— What is being asked —
Return the listing below word for word.

— Exercise data —

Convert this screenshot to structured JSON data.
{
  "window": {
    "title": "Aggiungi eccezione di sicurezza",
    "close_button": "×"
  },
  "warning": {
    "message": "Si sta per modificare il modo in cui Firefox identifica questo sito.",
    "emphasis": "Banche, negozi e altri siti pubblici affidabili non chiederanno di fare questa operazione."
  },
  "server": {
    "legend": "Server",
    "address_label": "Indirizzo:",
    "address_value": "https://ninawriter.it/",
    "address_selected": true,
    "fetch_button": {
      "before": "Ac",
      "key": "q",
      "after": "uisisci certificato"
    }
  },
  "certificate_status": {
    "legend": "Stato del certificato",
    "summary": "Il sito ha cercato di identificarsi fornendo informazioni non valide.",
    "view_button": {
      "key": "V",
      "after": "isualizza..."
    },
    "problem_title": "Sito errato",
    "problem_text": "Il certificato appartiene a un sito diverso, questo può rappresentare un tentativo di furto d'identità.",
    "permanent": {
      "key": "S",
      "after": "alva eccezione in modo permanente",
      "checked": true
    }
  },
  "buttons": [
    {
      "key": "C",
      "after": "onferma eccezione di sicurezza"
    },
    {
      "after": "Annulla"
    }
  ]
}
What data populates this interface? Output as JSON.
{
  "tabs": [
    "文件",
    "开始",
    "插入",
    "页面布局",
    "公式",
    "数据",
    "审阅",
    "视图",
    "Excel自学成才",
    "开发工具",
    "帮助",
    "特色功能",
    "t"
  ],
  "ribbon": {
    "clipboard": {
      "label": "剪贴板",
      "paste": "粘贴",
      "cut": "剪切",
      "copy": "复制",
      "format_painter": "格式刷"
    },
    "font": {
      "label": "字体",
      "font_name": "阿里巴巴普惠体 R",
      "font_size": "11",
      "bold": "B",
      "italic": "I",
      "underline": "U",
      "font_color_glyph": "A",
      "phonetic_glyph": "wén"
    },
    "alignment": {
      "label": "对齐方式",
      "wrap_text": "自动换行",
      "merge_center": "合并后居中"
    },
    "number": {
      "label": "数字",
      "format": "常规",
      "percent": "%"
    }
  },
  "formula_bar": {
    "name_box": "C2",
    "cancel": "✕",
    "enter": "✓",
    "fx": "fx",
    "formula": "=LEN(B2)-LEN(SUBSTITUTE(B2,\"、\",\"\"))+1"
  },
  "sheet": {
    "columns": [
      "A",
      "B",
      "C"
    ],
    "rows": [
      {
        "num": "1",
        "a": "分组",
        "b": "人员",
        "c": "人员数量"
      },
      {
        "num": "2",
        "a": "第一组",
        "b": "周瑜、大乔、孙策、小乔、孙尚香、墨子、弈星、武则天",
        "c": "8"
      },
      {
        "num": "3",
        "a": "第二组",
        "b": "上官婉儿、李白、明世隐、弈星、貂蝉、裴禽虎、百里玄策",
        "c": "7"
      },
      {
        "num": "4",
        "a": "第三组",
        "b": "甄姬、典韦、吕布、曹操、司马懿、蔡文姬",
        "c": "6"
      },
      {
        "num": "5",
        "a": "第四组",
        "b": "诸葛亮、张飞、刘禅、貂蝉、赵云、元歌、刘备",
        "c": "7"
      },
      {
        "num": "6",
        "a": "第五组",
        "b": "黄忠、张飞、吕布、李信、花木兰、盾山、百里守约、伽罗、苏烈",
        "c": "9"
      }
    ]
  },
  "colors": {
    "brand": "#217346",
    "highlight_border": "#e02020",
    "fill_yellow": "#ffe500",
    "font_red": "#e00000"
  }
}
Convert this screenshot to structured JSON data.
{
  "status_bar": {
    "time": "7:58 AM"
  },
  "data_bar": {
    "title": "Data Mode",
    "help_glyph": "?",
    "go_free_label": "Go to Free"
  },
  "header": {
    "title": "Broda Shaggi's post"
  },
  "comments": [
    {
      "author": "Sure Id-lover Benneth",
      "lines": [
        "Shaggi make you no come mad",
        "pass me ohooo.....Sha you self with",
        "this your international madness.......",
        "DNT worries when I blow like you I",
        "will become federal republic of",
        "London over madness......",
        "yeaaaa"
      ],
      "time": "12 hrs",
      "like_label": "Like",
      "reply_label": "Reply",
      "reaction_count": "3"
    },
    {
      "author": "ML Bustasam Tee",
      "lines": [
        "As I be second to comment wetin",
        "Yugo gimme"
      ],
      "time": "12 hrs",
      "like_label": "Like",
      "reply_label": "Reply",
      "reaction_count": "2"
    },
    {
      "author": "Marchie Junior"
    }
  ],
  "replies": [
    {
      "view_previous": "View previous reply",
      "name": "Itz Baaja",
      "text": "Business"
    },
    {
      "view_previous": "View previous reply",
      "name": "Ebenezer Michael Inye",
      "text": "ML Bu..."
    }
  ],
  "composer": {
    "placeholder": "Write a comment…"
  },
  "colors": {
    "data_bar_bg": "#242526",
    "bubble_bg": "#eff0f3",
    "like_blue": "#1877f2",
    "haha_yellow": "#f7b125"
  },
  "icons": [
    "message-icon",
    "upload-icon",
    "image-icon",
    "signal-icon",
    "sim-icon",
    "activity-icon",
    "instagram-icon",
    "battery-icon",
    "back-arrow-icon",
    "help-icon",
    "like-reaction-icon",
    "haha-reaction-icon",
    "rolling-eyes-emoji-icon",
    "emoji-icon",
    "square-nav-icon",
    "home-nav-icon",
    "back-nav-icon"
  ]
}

— Full solution —
Convert this screenshot to structured JSON data.
{
  "window": {
    "title": "Aggiungi eccezione di sicurezza",
    "close_button": "×"
  },
  "warning": {
    "message": "Si sta per modificare il modo in cui Firefox identifica questo sito.",
    "emphasis": "Banche, negozi e altri siti pubblici affidabili non chiederanno di fare questa operazione."
  },
  "server": {
    "legend": "Server",
    "address_label": "Indirizzo:",
    "address_value": "https://ninawriter.it/",
    "address_selected": true,
    "fetch_button": {
      "before": "Ac",
      "key": "q",
      "after": "uisisci certificato"
    }
  },
  "certificate_status": {
    "legend": "Stato del certificato",
    "summary": "Il sito ha cercato di identificarsi fornendo informazioni non valide.",
    "view_button": {
      "key": "V",
      "after": "isualizza..."
    },
    "problem_title": "Sito errato",
    "problem_text": "Il certificato appartiene a un sito diverso, questo può rappresentare un tentativo di furto d'identità.",
    "permanent": {
      "key": "S",
      "after": "alva eccezione in modo permanente",
      "checked": true
    }
  },
  "buttons": [
    {
      "key": "C",
      "after": "onferma eccezione di sicurezza"
    },
    {
      "after": "Annulla"
    }
  ]
}
What data populates this interface? Output as JSON.
{
  "tabs": [
    "文件",
    "开始",
    "插入",
    "页面布局",
    "公式",
    "数据",
    "审阅",
    "视图",
    "Excel自学成才",
    "开发工具",
    "帮助",
    "特色功能",
    "t"
  ],
  "ribbon": {
    "clipboard": {
      "label": "剪贴板",
      "paste": "粘贴",
      "cut": "剪切",
      "copy": "复制",
      "format_painter": "格式刷"
    },
    "font": {
      "label": "字体",
      "font_name": "阿里巴巴普惠体 R",
      "font_size": "11",
      "bold": "B",
      "italic": "I",
      "underline": "U",
      "font_color_glyph": "A",
      "phonetic_glyph": "wén"
    },
    "alignment": {
      "label": "对齐方式",
      "wrap_text": "自动换行",
      "merge_center": "合并后居中"
    },
    "number": {
      "label": "数字",
      "format": "常规",
      "percent": "%"
    }
  },
  "formula_bar": {
    "name_box": "C2",
    "cancel": "✕",
    "enter": "✓",
    "fx": "fx",
    "formula": "=LEN(B2)-LEN(SUBSTITUTE(B2,\"、\",\"\"))+1"
  },
  "sheet": {
    "columns": [
      "A",
      "B",
      "C"
    ],
    "rows": [
      {
        "num": "1",
        "a": "分组",
        "b": "人员",
        "c": "人员数量"
      },
      {
        "num": "2",
        "a": "第一组",
        "b": "周瑜、大乔、孙策、小乔、孙尚香、墨子、弈星、武则天",
        "c": "8"
      },
      {
        "num": "3",
        "a": "第二组",
        "b": "上官婉儿、李白、明世隐、弈星、貂蝉、裴禽虎、百里玄策",
        "c": "7"
      },
      {
        "num": "4",
        "a": "第三组",
        "b": "甄姬、典韦、吕布、曹操、司马懿、蔡文姬",
        "c": "6"
      },
      {
        "num": "5",
        "a": "第四组",
        "b": "诸葛亮、张飞、刘禅、貂蝉、赵云、元歌、刘备",
        "c": "7"
      },
      {
        "num": "6",
        "a": "第五组",
        "b": "黄忠、张飞、吕布、李信、花木兰、盾山、百里守约、伽罗、苏烈",
        "c": "9"
      }
    ]
  },
  "colors": {
    "brand": "#217346",
    "highlight_border": "#e02020",
    "fill_yellow": "#ffe500",
    "font_red": "#e00000"
  }
}
Convert this screenshot to structured JSON data.
{
  "status_bar": {
    "time": "7:58 AM"
  },
  "data_bar": {
    "title": "Data Mode",
    "help_glyph": "?",
    "go_free_label": "Go to Free"
  },
  "header": {
    "title": "Broda Shaggi's post"
  },
  "comments": [
    {
      "author": "Sure Id-lover Benneth",
      "lines": [
        "Shaggi make you no come mad",
        "pass me ohooo.....Sha you self with",
        "this your international madness.......",
        "DNT worries when I blow like you I",
        "will become federal republic of",
        "London over madness......",
        "yeaaaa"
      ],
      "time": "12 hrs",
      "like_label": "Like",
      "reply_label": "Reply",
      "reaction_count": "3"
    },
    {
      "author": "ML Bustasam Tee",
      "lines": [
        "As I be second to comment wetin",
        "Yugo gimme"
      ],
      "time": "12 hrs",
      "like_label": "Like",
      "reply_label": "Reply",
      "reaction_count": "2"
    },
    {
      "author": "Marchie Junior"
    }
  ],
  "replies": [
    {
      "view_previous": "View previous reply",
      "name": "Itz Baaja",
      "text": "Business"
    },
    {
      "view_previous": "View previous reply",
      "name": "Ebenezer Michael Inye",
      "text": "ML Bu..."
    }
  ],
  "composer": {
    "placeholder": "Write a comment…"
  },
  "colors": {
    "data_bar_bg": "#242526",
    "bubble_bg": "#eff0f3",
    "like_blue": "#1877f2",
    "haha_yellow": "#f7b125"
  },
  "icons": [
    "message-icon",
    "upload-icon",
    "image-icon",
    "signal-icon",
    "sim-icon",
    "activity-icon",
    "instagram-icon",
    "battery-icon",
    "back-arrow-icon",
    "help-icon",
    "like-reaction-icon",
    "haha-reaction-icon",
    "rolling-eyes-emoji-icon",
    "emoji-icon",
    "square-nav-icon",
    "home-nav-icon",
    "back-nav-icon"
  ]
}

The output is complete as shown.